PROBLEM TO WORK ON - Retype the whole listing, please, keeping every line exact and dropping the pictures.

Data records -
++++++++++

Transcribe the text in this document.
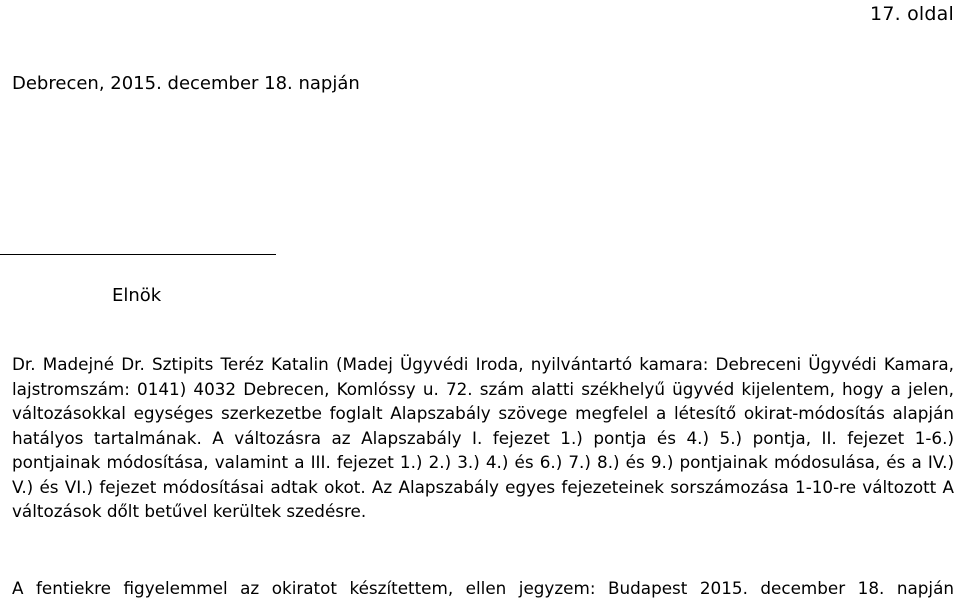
17. oldal
Debrecen, 2015. december 18. napján
Elnök

Dr. Madejné Dr. Sztipits Teréz Katalin (Madej Ügyvédi Iroda, nyilvántartó kamara: Debreceni Ügyvédi Kamara, lajstromszám: 0141) 4032 Debrecen, Komlóssy u. 72. szám alatti székhelyű ügyvéd kijelentem, hogy a jelen, változásokkal egységes szerkezetbe foglalt Alapszabály szövege megfelel a létesítő okirat-módosítás alapján hatályos tartalmának. A változásra az Alapszabály I. fejezet 1.) pontja és 4.) 5.) pontja, II. fejezet 1-6.) pontjainak módosítása, valamint a III. fejezet 1.) 2.) 3.) 4.) és 6.) 7.) 8.) és 9.) pontjainak módosulása, és a IV.) V.) és VI.) fejezet módosításai adtak okot. Az Alapszabály egyes fejezeteinek sorszámozása 1-10-re változott A változások dőlt betűvel kerültek szedésre.

A fentiekre figyelemmel az okiratot készítettem, ellen jegyzem: Budapest 2015. december 18. napján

++++++++++

TASK RESPONSE -
Transcribe the text in this document.
17. oldal
Debrecen, 2015. december 18. napján
Elnök

Dr. Madejné Dr. Sztipits Teréz Katalin (Madej Ügyvédi Iroda, nyilvántartó kamara: Debreceni Ügyvédi Kamara, lajstromszám: 0141) 4032 Debrecen, Komlóssy u. 72. szám alatti székhelyű ügyvéd kijelentem, hogy a jelen, változásokkal egységes szerkezetbe foglalt Alapszabály szövege megfelel a létesítő okirat-módosítás alapján hatályos tartalmának. A változásra az Alapszabály I. fejezet 1.) pontja és 4.) 5.) pontja, II. fejezet 1-6.) pontjainak módosítása, valamint a III. fejezet 1.) 2.) 3.) 4.) és 6.) 7.) 8.) és 9.) pontjainak módosulása, és a IV.) V.) és VI.) fejezet módosításai adtak okot. Az Alapszabály egyes fejezeteinek sorszámozása 1-10-re változott A változások dőlt betűvel kerültek szedésre.

A fentiekre figyelemmel az okiratot készítettem, ellen jegyzem: Budapest 2015. december 18. napján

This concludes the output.